(Stored records)
______
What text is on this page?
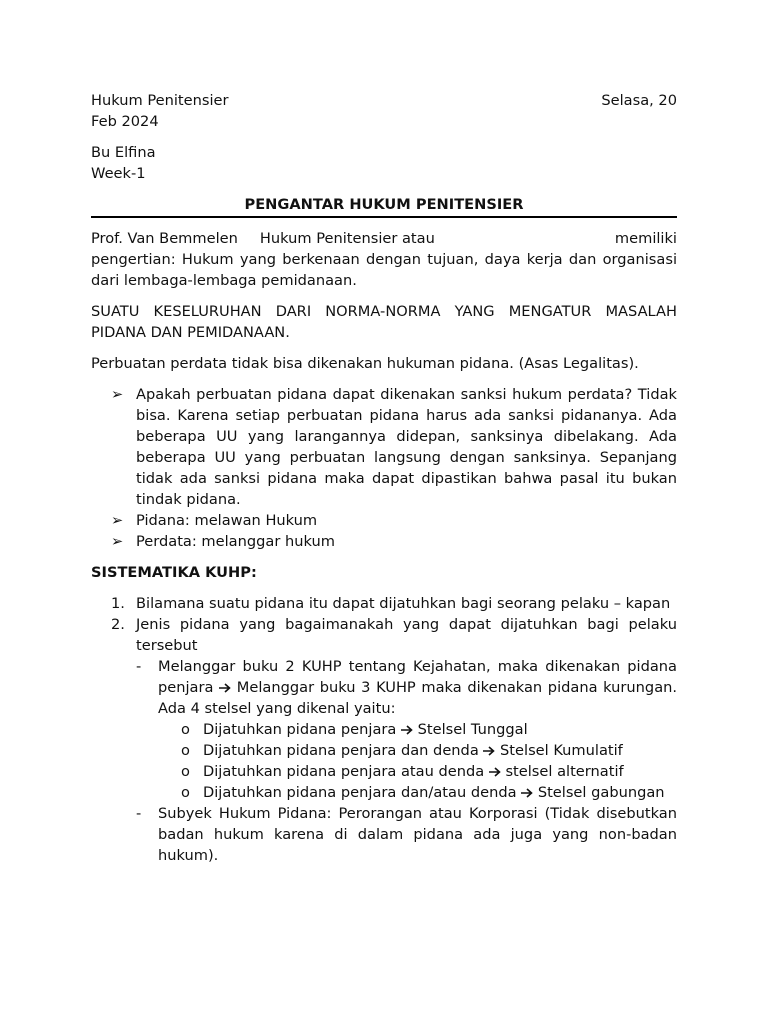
Hukum Penitensier	Selasa, 20

Feb 2024

Bu Elfina

Week-1

PENGANTAR HUKUM PENITENSIER

Prof. Van Bemmelen Hukum Penitensier atau	memiliki

pengertian: Hukum yang berkenaan dengan tujuan, daya kerja dan organisasi dari lembaga-lembaga pemidanaan.

SUATU KESELURUHAN DARI NORMA-NORMA YANG MENGATUR MASALAH PIDANA DAN PEMIDANAAN.

Perbuatan perdata tidak bisa dikenakan hukuman pidana. (Asas Legalitas).

➢ Apakah perbuatan pidana dapat dikenakan sanksi hukum perdata? Tidak bisa. Karena setiap perbuatan pidana harus ada sanksi pidananya. Ada beberapa UU yang larangannya didepan, sanksinya dibelakang. Ada beberapa UU yang perbuatan langsung dengan sanksinya. Sepanjang tidak ada sanksi pidana maka dapat dipastikan bahwa pasal itu bukan tindak pidana.
➢ Pidana: melawan Hukum
➢ Perdata: melanggar hukum

SISTEMATIKA KUHP:

1. Bilamana suatu pidana itu dapat dijatuhkan bagi seorang pelaku – kapan
2. Jenis pidana yang bagaimanakah yang dapat dijatuhkan bagi pelaku tersebut
- Melanggar buku 2 KUHP tentang Kejahatan, maka dikenakan pidana penjara Melanggar buku 3 KUHP maka dikenakan pidana kurungan. Ada 4 stelsel yang dikenal yaitu:
o Dijatuhkan pidana penjara Stelsel Tunggal
o Dijatuhkan pidana penjara dan denda Stelsel Kumulatif
o Dijatuhkan pidana penjara atau denda stelsel alternatif
o Dijatuhkan pidana penjara dan/atau denda Stelsel gabungan
- Subyek Hukum Pidana: Perorangan atau Korporasi (Tidak disebutkan badan hukum karena di dalam pidana ada juga yang non-badan hukum).
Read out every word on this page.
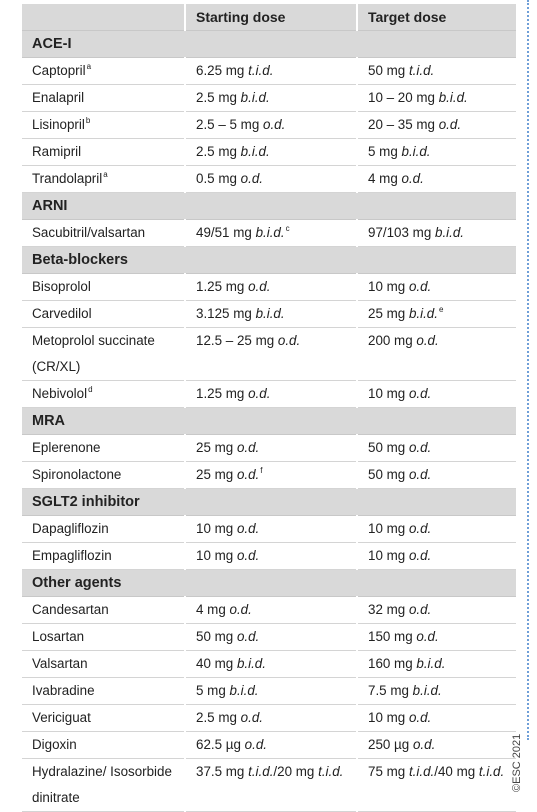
	Starting dose	Target dose
ACE-I		
Captopril$^a$	6.25 mg t.i.d.	50 mg t.i.d.
Enalapril	2.5 mg b.i.d.	10 – 20 mg b.i.d.
Lisinopril$^b$	2.5 – 5 mg o.d.	20 – 35 mg o.d.
Ramipril	2.5 mg b.i.d.	5 mg b.i.d.
Trandolapril$^a$	0.5 mg o.d.	4 mg o.d.
ARNI		
Sacubitril/valsartan	49/51 mg b.i.d.$^c$	97/103 mg b.i.d.
Beta-blockers		
Bisoprolol	1.25 mg o.d.	10 mg o.d.
Carvedilol	3.125 mg b.i.d.	25 mg b.i.d.$^e$
Metoprolol succinate (CR/XL)	12.5 – 25 mg o.d.	200 mg o.d.
Nebivolol$^d$	1.25 mg o.d.	10 mg o.d.
MRA		
Eplerenone	25 mg o.d.	50 mg o.d.
Spironolactone	25 mg o.d.$^f$	50 mg o.d.
SGLT2 inhibitor		
Dapagliflozin	10 mg o.d.	10 mg o.d.
Empagliflozin	10 mg o.d.	10 mg o.d.
Other agents		
Candesartan	4 mg o.d.	32 mg o.d.
Losartan	50 mg o.d.	150 mg o.d.
Valsartan	40 mg b.i.d.	160 mg b.i.d.
Ivabradine	5 mg b.i.d.	7.5 mg b.i.d.
Vericiguat	2.5 mg o.d.	10 mg o.d.
Digoxin	62.5 µg o.d.	250 µg o.d.
Hydralazine/ Isosorbide dinitrate	37.5 mg t.i.d./20 mg t.i.d.	75 mg t.i.d./40 mg t.i.d. ©ESC 2021
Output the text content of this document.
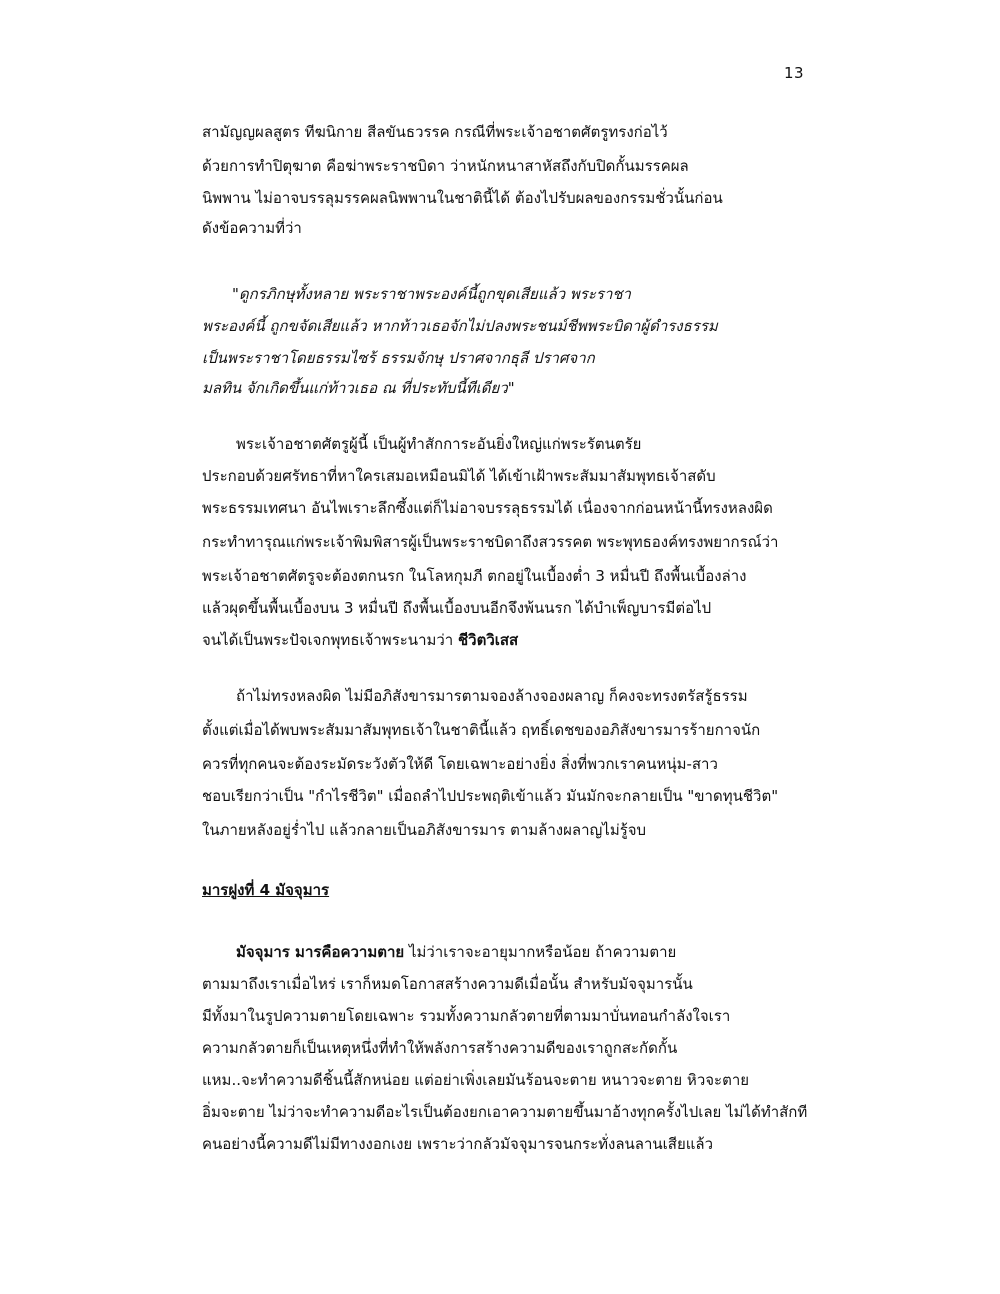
13
สามัญญผลสูตร ทีฆนิกาย สีลขันธวรรค กรณีที่พระเจ้าอชาตศัตรูทรงก่อไว้
ด้วยการทำปิตุฆาต คือฆ่าพระราชบิดา ว่าหนักหนาสาหัสถึงกับปิดกั้นมรรคผล
นิพพาน ไม่อาจบรรลุมรรคผลนิพพานในชาตินี้ได้ ต้องไปรับผลของกรรมชั่วนั้นก่อน
ดังข้อความที่ว่า
"ดูกรภิกษุทั้งหลาย พระราชาพระองค์นี้ถูกขุดเสียแล้ว พระราชา
พระองค์นี้ ถูกขจัดเสียแล้ว หากท้าวเธอจักไม่ปลงพระชนม์ชีพพระบิดาผู้ดำรงธรรม
เป็นพระราชาโดยธรรมไซร้ ธรรมจักษุ ปราศจากธุลี ปราศจาก
มลทิน จักเกิดขึ้นแก่ท้าวเธอ ณ ที่ประทับนี้ทีเดียว"
พระเจ้าอชาตศัตรูผู้นี้ เป็นผู้ทำสักการะอันยิ่งใหญ่แก่พระรัตนตรัย
ประกอบด้วยศรัทธาที่หาใครเสมอเหมือนมิได้ ได้เข้าเฝ้าพระสัมมาสัมพุทธเจ้าสดับ
พระธรรมเทศนา อันไพเราะลึกซึ้งแต่ก็ไม่อาจบรรลุธรรมได้ เนื่องจากก่อนหน้านี้ทรงหลงผิด
กระทำทารุณแก่พระเจ้าพิมพิสารผู้เป็นพระราชบิดาถึงสวรรคต พระพุทธองค์ทรงพยากรณ์ว่า
พระเจ้าอชาตศัตรูจะต้องตกนรก ในโลหกุมภี ตกอยู่ในเบื้องต่ำ 3 หมื่นปี ถึงพื้นเบื้องล่าง
แล้วผุดขึ้นพื้นเบื้องบน 3 หมื่นปี ถึงพื้นเบื้องบนอีกจึงพ้นนรก ได้บำเพ็ญบารมีต่อไป
จนได้เป็นพระปัจเจกพุทธเจ้าพระนามว่า ชีวิตวิเสส
ถ้าไม่ทรงหลงผิด ไม่มีอภิสังขารมารตามจองล้างจองผลาญ ก็คงจะทรงตรัสรู้ธรรม
ตั้งแต่เมื่อได้พบพระสัมมาสัมพุทธเจ้าในชาตินี้แล้ว ฤทธิ์เดชของอภิสังขารมารร้ายกาจนัก
ควรที่ทุกคนจะต้องระมัดระวังตัวให้ดี โดยเฉพาะอย่างยิ่ง สิ่งที่พวกเราคนหนุ่ม-สาว
ชอบเรียกว่าเป็น "กำไรชีวิต" เมื่อถลำไปประพฤติเข้าแล้ว มันมักจะกลายเป็น "ขาดทุนชีวิต"
ในภายหลังอยู่ร่ำไป แล้วกลายเป็นอภิสังขารมาร ตามล้างผลาญไม่รู้จบ
มารฝูงที่ 4 มัจจุมาร
มัจจุมาร มารคือความตาย ไม่ว่าเราจะอายุมากหรือน้อย ถ้าความตาย
ตามมาถึงเราเมื่อไหร่ เราก็หมดโอกาสสร้างความดีเมื่อนั้น สำหรับมัจจุมารนั้น
มีทั้งมาในรูปความตายโดยเฉพาะ รวมทั้งความกลัวตายที่ตามมาบั่นทอนกำลังใจเรา
ความกลัวตายก็เป็นเหตุหนึ่งที่ทำให้พลังการสร้างความดีของเราถูกสะกัดกั้น
แหม..จะทำความดีชิ้นนี้สักหน่อย แต่อย่าเพิ่งเลยมันร้อนจะตาย หนาวจะตาย หิวจะตาย
อิ่มจะตาย ไม่ว่าจะทำความดีอะไรเป็นต้องยกเอาความตายขึ้นมาอ้างทุกครั้งไปเลย ไม่ได้ทำสักที
คนอย่างนี้ความดีไม่มีทางงอกเงย เพราะว่ากลัวมัจจุมารจนกระทั่งลนลานเสียแล้ว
______
STATED GOAL -> Omit the pictures, and quote the material above exactly as given.

FINISHED ANSWER ->
What text is on this page?
Hukum Penitensier	Selasa, 20

Feb 2024

Bu Elfina

Week-1

PENGANTAR HUKUM PENITENSIER

Prof. Van Bemmelen Hukum Penitensier atau	memiliki

pengertian: Hukum yang berkenaan dengan tujuan, daya kerja dan organisasi dari lembaga-lembaga pemidanaan.

SUATU KESELURUHAN DARI NORMA-NORMA YANG MENGATUR MASALAH PIDANA DAN PEMIDANAAN.

Perbuatan perdata tidak bisa dikenakan hukuman pidana. (Asas Legalitas).

➢ Apakah perbuatan pidana dapat dikenakan sanksi hukum perdata? Tidak bisa. Karena setiap perbuatan pidana harus ada sanksi pidananya. Ada beberapa UU yang larangannya didepan, sanksinya dibelakang. Ada beberapa UU yang perbuatan langsung dengan sanksinya. Sepanjang tidak ada sanksi pidana maka dapat dipastikan bahwa pasal itu bukan tindak pidana.
➢ Pidana: melawan Hukum
➢ Perdata: melanggar hukum

SISTEMATIKA KUHP:

1. Bilamana suatu pidana itu dapat dijatuhkan bagi seorang pelaku – kapan
2. Jenis pidana yang bagaimanakah yang dapat dijatuhkan bagi pelaku tersebut
- Melanggar buku 2 KUHP tentang Kejahatan, maka dikenakan pidana penjara Melanggar buku 3 KUHP maka dikenakan pidana kurungan. Ada 4 stelsel yang dikenal yaitu:
o Dijatuhkan pidana penjara Stelsel Tunggal
o Dijatuhkan pidana penjara dan denda Stelsel Kumulatif
o Dijatuhkan pidana penjara atau denda stelsel alternatif
o Dijatuhkan pidana penjara dan/atau denda Stelsel gabungan
- Subyek Hukum Pidana: Perorangan atau Korporasi (Tidak disebutkan badan hukum karena di dalam pidana ada juga yang non-badan hukum).
Read out every word on this page.
	Starting dose	Target dose
ACE-I		
Captopril$^a$	6.25 mg t.i.d.	50 mg t.i.d.
Enalapril	2.5 mg b.i.d.	10 – 20 mg b.i.d.
Lisinopril$^b$	2.5 – 5 mg o.d.	20 – 35 mg o.d.
Ramipril	2.5 mg b.i.d.	5 mg b.i.d.
Trandolapril$^a$	0.5 mg o.d.	4 mg o.d.
ARNI		
Sacubitril/valsartan	49/51 mg b.i.d.$^c$	97/103 mg b.i.d.
Beta-blockers		
Bisoprolol	1.25 mg o.d.	10 mg o.d.
Carvedilol	3.125 mg b.i.d.	25 mg b.i.d.$^e$
Metoprolol succinate (CR/XL)	12.5 – 25 mg o.d.	200 mg o.d.
Nebivolol$^d$	1.25 mg o.d.	10 mg o.d.
MRA		
Eplerenone	25 mg o.d.	50 mg o.d.
Spironolactone	25 mg o.d.$^f$	50 mg o.d.
SGLT2 inhibitor		
Dapagliflozin	10 mg o.d.	10 mg o.d.
Empagliflozin	10 mg o.d.	10 mg o.d.
Other agents		
Candesartan	4 mg o.d.	32 mg o.d.
Losartan	50 mg o.d.	150 mg o.d.
Valsartan	40 mg b.i.d.	160 mg b.i.d.
Ivabradine	5 mg b.i.d.	7.5 mg b.i.d.
Vericiguat	2.5 mg o.d.	10 mg o.d.
Digoxin	62.5 µg o.d.	250 µg o.d.
Hydralazine/ Isosorbide dinitrate	37.5 mg t.i.d./20 mg t.i.d.	75 mg t.i.d./40 mg t.i.d. ©ESC 2021
Output the text content of this document.
13
สามัญญผลสูตร ทีฆนิกาย สีลขันธวรรค กรณีที่พระเจ้าอชาตศัตรูทรงก่อไว้
ด้วยการทำปิตุฆาต คือฆ่าพระราชบิดา ว่าหนักหนาสาหัสถึงกับปิดกั้นมรรคผล
นิพพาน ไม่อาจบรรลุมรรคผลนิพพานในชาตินี้ได้ ต้องไปรับผลของกรรมชั่วนั้นก่อน
ดังข้อความที่ว่า
"ดูกรภิกษุทั้งหลาย พระราชาพระองค์นี้ถูกขุดเสียแล้ว พระราชา
พระองค์นี้ ถูกขจัดเสียแล้ว หากท้าวเธอจักไม่ปลงพระชนม์ชีพพระบิดาผู้ดำรงธรรม
เป็นพระราชาโดยธรรมไซร้ ธรรมจักษุ ปราศจากธุลี ปราศจาก
มลทิน จักเกิดขึ้นแก่ท้าวเธอ ณ ที่ประทับนี้ทีเดียว"
พระเจ้าอชาตศัตรูผู้นี้ เป็นผู้ทำสักการะอันยิ่งใหญ่แก่พระรัตนตรัย
ประกอบด้วยศรัทธาที่หาใครเสมอเหมือนมิได้ ได้เข้าเฝ้าพระสัมมาสัมพุทธเจ้าสดับ
พระธรรมเทศนา อันไพเราะลึกซึ้งแต่ก็ไม่อาจบรรลุธรรมได้ เนื่องจากก่อนหน้านี้ทรงหลงผิด
กระทำทารุณแก่พระเจ้าพิมพิสารผู้เป็นพระราชบิดาถึงสวรรคต พระพุทธองค์ทรงพยากรณ์ว่า
พระเจ้าอชาตศัตรูจะต้องตกนรก ในโลหกุมภี ตกอยู่ในเบื้องต่ำ 3 หมื่นปี ถึงพื้นเบื้องล่าง
แล้วผุดขึ้นพื้นเบื้องบน 3 หมื่นปี ถึงพื้นเบื้องบนอีกจึงพ้นนรก ได้บำเพ็ญบารมีต่อไป
จนได้เป็นพระปัจเจกพุทธเจ้าพระนามว่า ชีวิตวิเสส
ถ้าไม่ทรงหลงผิด ไม่มีอภิสังขารมารตามจองล้างจองผลาญ ก็คงจะทรงตรัสรู้ธรรม
ตั้งแต่เมื่อได้พบพระสัมมาสัมพุทธเจ้าในชาตินี้แล้ว ฤทธิ์เดชของอภิสังขารมารร้ายกาจนัก
ควรที่ทุกคนจะต้องระมัดระวังตัวให้ดี โดยเฉพาะอย่างยิ่ง สิ่งที่พวกเราคนหนุ่ม-สาว
ชอบเรียกว่าเป็น "กำไรชีวิต" เมื่อถลำไปประพฤติเข้าแล้ว มันมักจะกลายเป็น "ขาดทุนชีวิต"
ในภายหลังอยู่ร่ำไป แล้วกลายเป็นอภิสังขารมาร ตามล้างผลาญไม่รู้จบ
มารฝูงที่ 4 มัจจุมาร
มัจจุมาร มารคือความตาย ไม่ว่าเราจะอายุมากหรือน้อย ถ้าความตาย
ตามมาถึงเราเมื่อไหร่ เราก็หมดโอกาสสร้างความดีเมื่อนั้น สำหรับมัจจุมารนั้น
มีทั้งมาในรูปความตายโดยเฉพาะ รวมทั้งความกลัวตายที่ตามมาบั่นทอนกำลังใจเรา
ความกลัวตายก็เป็นเหตุหนึ่งที่ทำให้พลังการสร้างความดีของเราถูกสะกัดกั้น
แหม..จะทำความดีชิ้นนี้สักหน่อย แต่อย่าเพิ่งเลยมันร้อนจะตาย หนาวจะตาย หิวจะตาย
อิ่มจะตาย ไม่ว่าจะทำความดีอะไรเป็นต้องยกเอาความตายขึ้นมาอ้างทุกครั้งไปเลย ไม่ได้ทำสักที
คนอย่างนี้ความดีไม่มีทางงอกเงย เพราะว่ากลัวมัจจุมารจนกระทั่งลนลานเสียแล้ว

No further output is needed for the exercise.